Items from a figure collection
====================

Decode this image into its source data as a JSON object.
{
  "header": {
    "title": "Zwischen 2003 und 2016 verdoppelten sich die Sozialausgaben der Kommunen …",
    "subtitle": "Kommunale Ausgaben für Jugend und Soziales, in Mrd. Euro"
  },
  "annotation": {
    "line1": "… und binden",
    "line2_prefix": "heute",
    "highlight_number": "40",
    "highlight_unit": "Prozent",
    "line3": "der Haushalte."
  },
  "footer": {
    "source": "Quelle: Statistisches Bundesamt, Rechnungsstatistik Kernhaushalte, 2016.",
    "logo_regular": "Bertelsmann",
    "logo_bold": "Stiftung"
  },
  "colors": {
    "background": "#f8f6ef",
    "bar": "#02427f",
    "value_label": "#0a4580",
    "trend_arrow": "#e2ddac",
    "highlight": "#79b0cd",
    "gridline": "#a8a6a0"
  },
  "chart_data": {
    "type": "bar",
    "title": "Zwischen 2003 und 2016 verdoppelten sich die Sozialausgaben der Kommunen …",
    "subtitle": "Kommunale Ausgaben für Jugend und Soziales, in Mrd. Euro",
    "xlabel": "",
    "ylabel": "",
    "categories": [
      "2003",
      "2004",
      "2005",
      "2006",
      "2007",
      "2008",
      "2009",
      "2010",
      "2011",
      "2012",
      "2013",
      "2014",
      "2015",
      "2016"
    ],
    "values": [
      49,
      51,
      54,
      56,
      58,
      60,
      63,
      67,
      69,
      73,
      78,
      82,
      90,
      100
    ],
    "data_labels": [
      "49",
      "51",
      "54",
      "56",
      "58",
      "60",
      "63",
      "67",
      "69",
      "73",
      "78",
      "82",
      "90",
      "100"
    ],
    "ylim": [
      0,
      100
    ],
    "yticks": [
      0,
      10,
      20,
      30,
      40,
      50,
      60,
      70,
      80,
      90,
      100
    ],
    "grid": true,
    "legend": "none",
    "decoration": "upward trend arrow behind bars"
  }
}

====================

DIRECTIONS:
Write out the data again, exactly and in full.

CORRECT RESULT:
Decode this image into its source data as a JSON object.
{
  "header": {
    "title": "Zwischen 2003 und 2016 verdoppelten sich die Sozialausgaben der Kommunen …",
    "subtitle": "Kommunale Ausgaben für Jugend und Soziales, in Mrd. Euro"
  },
  "annotation": {
    "line1": "… und binden",
    "line2_prefix": "heute",
    "highlight_number": "40",
    "highlight_unit": "Prozent",
    "line3": "der Haushalte."
  },
  "footer": {
    "source": "Quelle: Statistisches Bundesamt, Rechnungsstatistik Kernhaushalte, 2016.",
    "logo_regular": "Bertelsmann",
    "logo_bold": "Stiftung"
  },
  "colors": {
    "background": "#f8f6ef",
    "bar": "#02427f",
    "value_label": "#0a4580",
    "trend_arrow": "#e2ddac",
    "highlight": "#79b0cd",
    "gridline": "#a8a6a0"
  },
  "chart_data": {
    "type": "bar",
    "title": "Zwischen 2003 und 2016 verdoppelten sich die Sozialausgaben der Kommunen …",
    "subtitle": "Kommunale Ausgaben für Jugend und Soziales, in Mrd. Euro",
    "xlabel": "",
    "ylabel": "",
    "categories": [
      "2003",
      "2004",
      "2005",
      "2006",
      "2007",
      "2008",
      "2009",
      "2010",
      "2011",
      "2012",
      "2013",
      "2014",
      "2015",
      "2016"
    ],
    "values": [
      49,
      51,
      54,
      56,
      58,
      60,
      63,
      67,
      69,
      73,
      78,
      82,
      90,
      100
    ],
    "data_labels": [
      "49",
      "51",
      "54",
      "56",
      "58",
      "60",
      "63",
      "67",
      "69",
      "73",
      "78",
      "82",
      "90",
      "100"
    ],
    "ylim": [
      0,
      100
    ],
    "yticks": [
      0,
      10,
      20,
      30,
      40,
      50,
      60,
      70,
      80,
      90,
      100
    ],
    "grid": true,
    "legend": "none",
    "decoration": "upward trend arrow behind bars"
  }
}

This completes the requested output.